Instructions to follow:
Copy down all of the data underneath, exactly as shown.

Raw data:
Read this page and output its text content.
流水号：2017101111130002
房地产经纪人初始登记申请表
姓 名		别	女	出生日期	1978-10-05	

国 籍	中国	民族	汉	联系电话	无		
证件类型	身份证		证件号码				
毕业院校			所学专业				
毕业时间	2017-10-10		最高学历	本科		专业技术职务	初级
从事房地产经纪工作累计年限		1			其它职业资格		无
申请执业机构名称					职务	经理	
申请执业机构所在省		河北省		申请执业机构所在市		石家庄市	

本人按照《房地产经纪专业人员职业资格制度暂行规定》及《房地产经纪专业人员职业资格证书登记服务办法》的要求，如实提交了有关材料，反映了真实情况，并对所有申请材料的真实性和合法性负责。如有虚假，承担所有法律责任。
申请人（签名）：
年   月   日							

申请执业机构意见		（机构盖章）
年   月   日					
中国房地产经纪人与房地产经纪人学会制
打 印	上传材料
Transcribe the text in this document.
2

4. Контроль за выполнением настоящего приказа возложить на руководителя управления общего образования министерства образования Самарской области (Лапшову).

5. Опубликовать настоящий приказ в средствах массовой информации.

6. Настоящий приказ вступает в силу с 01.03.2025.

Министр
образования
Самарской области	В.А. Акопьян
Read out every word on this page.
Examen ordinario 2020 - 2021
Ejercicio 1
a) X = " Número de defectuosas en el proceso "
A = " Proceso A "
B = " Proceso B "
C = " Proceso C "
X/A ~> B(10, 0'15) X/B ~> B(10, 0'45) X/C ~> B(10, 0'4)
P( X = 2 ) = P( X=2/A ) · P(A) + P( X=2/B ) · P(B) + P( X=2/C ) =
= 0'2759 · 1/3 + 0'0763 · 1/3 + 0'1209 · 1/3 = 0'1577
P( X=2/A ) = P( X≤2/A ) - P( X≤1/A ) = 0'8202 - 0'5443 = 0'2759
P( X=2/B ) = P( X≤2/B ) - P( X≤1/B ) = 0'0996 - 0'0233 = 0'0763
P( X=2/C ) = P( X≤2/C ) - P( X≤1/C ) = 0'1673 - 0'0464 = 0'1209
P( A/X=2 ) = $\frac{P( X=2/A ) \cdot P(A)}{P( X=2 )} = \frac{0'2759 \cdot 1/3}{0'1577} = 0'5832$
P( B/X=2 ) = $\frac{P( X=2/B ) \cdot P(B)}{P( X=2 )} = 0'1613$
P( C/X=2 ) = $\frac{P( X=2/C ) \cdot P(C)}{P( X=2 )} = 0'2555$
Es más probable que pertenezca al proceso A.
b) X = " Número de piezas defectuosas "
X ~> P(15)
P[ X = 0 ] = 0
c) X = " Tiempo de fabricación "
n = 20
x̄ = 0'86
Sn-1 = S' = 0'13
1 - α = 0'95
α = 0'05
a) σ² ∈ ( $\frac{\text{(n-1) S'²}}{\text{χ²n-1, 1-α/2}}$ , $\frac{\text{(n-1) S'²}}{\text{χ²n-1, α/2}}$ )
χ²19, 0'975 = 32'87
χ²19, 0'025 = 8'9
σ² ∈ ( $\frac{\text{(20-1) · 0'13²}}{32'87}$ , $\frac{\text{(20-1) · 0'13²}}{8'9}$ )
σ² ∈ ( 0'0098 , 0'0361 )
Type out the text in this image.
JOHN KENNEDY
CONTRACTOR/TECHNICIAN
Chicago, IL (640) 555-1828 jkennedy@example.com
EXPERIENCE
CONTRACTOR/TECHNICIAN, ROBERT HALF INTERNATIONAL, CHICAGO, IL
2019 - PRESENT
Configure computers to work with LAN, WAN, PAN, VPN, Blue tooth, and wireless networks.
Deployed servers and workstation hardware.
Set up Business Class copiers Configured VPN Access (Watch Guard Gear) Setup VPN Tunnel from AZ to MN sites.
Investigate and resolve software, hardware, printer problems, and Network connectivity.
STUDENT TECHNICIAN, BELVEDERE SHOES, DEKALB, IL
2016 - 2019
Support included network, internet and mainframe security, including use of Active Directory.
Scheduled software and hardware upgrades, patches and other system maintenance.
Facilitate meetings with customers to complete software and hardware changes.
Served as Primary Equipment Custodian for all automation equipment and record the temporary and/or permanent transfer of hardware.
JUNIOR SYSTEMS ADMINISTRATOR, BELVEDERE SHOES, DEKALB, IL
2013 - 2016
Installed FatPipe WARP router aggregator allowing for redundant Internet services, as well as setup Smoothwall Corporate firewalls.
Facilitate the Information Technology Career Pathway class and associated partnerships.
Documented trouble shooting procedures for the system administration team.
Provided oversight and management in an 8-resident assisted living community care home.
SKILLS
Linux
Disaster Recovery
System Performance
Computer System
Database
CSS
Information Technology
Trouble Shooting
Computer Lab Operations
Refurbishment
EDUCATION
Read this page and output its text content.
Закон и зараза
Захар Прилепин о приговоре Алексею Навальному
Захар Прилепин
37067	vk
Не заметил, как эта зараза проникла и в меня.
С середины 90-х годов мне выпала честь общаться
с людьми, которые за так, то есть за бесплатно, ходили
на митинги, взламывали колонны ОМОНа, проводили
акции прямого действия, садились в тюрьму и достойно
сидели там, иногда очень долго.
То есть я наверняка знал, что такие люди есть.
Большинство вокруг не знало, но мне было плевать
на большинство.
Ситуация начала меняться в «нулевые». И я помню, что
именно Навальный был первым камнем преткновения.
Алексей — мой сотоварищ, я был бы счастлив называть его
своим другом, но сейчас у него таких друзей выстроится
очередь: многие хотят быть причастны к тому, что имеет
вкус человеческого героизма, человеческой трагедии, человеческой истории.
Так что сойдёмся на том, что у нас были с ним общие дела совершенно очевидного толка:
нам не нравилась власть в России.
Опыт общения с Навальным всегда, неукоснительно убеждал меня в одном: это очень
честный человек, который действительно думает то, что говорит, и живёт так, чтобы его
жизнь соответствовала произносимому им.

Complete output:
Read this page and output its text content.
流水号：2017101111130002
房地产经纪人初始登记申请表
姓 名		别	女	出生日期	1978-10-05	

国 籍	中国	民族	汉	联系电话	无		
证件类型	身份证		证件号码				
毕业院校			所学专业				
毕业时间	2017-10-10		最高学历	本科		专业技术职务	初级
从事房地产经纪工作累计年限		1			其它职业资格		无
申请执业机构名称					职务	经理	
申请执业机构所在省		河北省		申请执业机构所在市		石家庄市	

本人按照《房地产经纪专业人员职业资格制度暂行规定》及《房地产经纪专业人员职业资格证书登记服务办法》的要求，如实提交了有关材料，反映了真实情况，并对所有申请材料的真实性和合法性负责。如有虚假，承担所有法律责任。
申请人（签名）：
年   月   日							

申请执业机构意见		（机构盖章）
年   月   日					
中国房地产经纪人与房地产经纪人学会制
打 印	上传材料
Transcribe the text in this document.
2

4. Контроль за выполнением настоящего приказа возложить на руководителя управления общего образования министерства образования Самарской области (Лапшову).

5. Опубликовать настоящий приказ в средствах массовой информации.

6. Настоящий приказ вступает в силу с 01.03.2025.

Министр
образования
Самарской области	В.А. Акопьян
Read out every word on this page.
Examen ordinario 2020 - 2021
Ejercicio 1
a) X = " Número de defectuosas en el proceso "
A = " Proceso A "
B = " Proceso B "
C = " Proceso C "
X/A ~> B(10, 0'15) X/B ~> B(10, 0'45) X/C ~> B(10, 0'4)
P( X = 2 ) = P( X=2/A ) · P(A) + P( X=2/B ) · P(B) + P( X=2/C ) =
= 0'2759 · 1/3 + 0'0763 · 1/3 + 0'1209 · 1/3 = 0'1577
P( X=2/A ) = P( X≤2/A ) - P( X≤1/A ) = 0'8202 - 0'5443 = 0'2759
P( X=2/B ) = P( X≤2/B ) - P( X≤1/B ) = 0'0996 - 0'0233 = 0'0763
P( X=2/C ) = P( X≤2/C ) - P( X≤1/C ) = 0'1673 - 0'0464 = 0'1209
P( A/X=2 ) = $\frac{P( X=2/A ) \cdot P(A)}{P( X=2 )} = \frac{0'2759 \cdot 1/3}{0'1577} = 0'5832$
P( B/X=2 ) = $\frac{P( X=2/B ) \cdot P(B)}{P( X=2 )} = 0'1613$
P( C/X=2 ) = $\frac{P( X=2/C ) \cdot P(C)}{P( X=2 )} = 0'2555$
Es más probable que pertenezca al proceso A.
b) X = " Número de piezas defectuosas "
X ~> P(15)
P[ X = 0 ] = 0
c) X = " Tiempo de fabricación "
n = 20
x̄ = 0'86
Sn-1 = S' = 0'13
1 - α = 0'95
α = 0'05
a) σ² ∈ ( $\frac{\text{(n-1) S'²}}{\text{χ²n-1, 1-α/2}}$ , $\frac{\text{(n-1) S'²}}{\text{χ²n-1, α/2}}$ )
χ²19, 0'975 = 32'87
χ²19, 0'025 = 8'9
σ² ∈ ( $\frac{\text{(20-1) · 0'13²}}{32'87}$ , $\frac{\text{(20-1) · 0'13²}}{8'9}$ )
σ² ∈ ( 0'0098 , 0'0361 )
Type out the text in this image.
JOHN KENNEDY
CONTRACTOR/TECHNICIAN
Chicago, IL (640) 555-1828 jkennedy@example.com
EXPERIENCE
CONTRACTOR/TECHNICIAN, ROBERT HALF INTERNATIONAL, CHICAGO, IL
2019 - PRESENT
Configure computers to work with LAN, WAN, PAN, VPN, Blue tooth, and wireless networks.
Deployed servers and workstation hardware.
Set up Business Class copiers Configured VPN Access (Watch Guard Gear) Setup VPN Tunnel from AZ to MN sites.
Investigate and resolve software, hardware, printer problems, and Network connectivity.
STUDENT TECHNICIAN, BELVEDERE SHOES, DEKALB, IL
2016 - 2019
Support included network, internet and mainframe security, including use of Active Directory.
Scheduled software and hardware upgrades, patches and other system maintenance.
Facilitate meetings with customers to complete software and hardware changes.
Served as Primary Equipment Custodian for all automation equipment and record the temporary and/or permanent transfer of hardware.
JUNIOR SYSTEMS ADMINISTRATOR, BELVEDERE SHOES, DEKALB, IL
2013 - 2016
Installed FatPipe WARP router aggregator allowing for redundant Internet services, as well as setup Smoothwall Corporate firewalls.
Facilitate the Information Technology Career Pathway class and associated partnerships.
Documented trouble shooting procedures for the system administration team.
Provided oversight and management in an 8-resident assisted living community care home.
SKILLS
Linux
Disaster Recovery
System Performance
Computer System
Database
CSS
Information Technology
Trouble Shooting
Computer Lab Operations
Refurbishment
EDUCATION
Read this page and output its text content.
Закон и зараза
Захар Прилепин о приговоре Алексею Навальному
Захар Прилепин
37067	vk
Не заметил, как эта зараза проникла и в меня.
С середины 90-х годов мне выпала честь общаться
с людьми, которые за так, то есть за бесплатно, ходили
на митинги, взламывали колонны ОМОНа, проводили
акции прямого действия, садились в тюрьму и достойно
сидели там, иногда очень долго.
То есть я наверняка знал, что такие люди есть.
Большинство вокруг не знало, но мне было плевать
на большинство.
Ситуация начала меняться в «нулевые». И я помню, что
именно Навальный был первым камнем преткновения.
Алексей — мой сотоварищ, я был бы счастлив называть его
своим другом, но сейчас у него таких друзей выстроится
очередь: многие хотят быть причастны к тому, что имеет
вкус человеческого героизма, человеческой трагедии, человеческой истории.
Так что сойдёмся на том, что у нас были с ним общие дела совершенно очевидного толка:
нам не нравилась власть в России.
Опыт общения с Навальным всегда, неукоснительно убеждал меня в одном: это очень
честный человек, который действительно думает то, что говорит, и живёт так, чтобы его
жизнь соответствовала произносимому им.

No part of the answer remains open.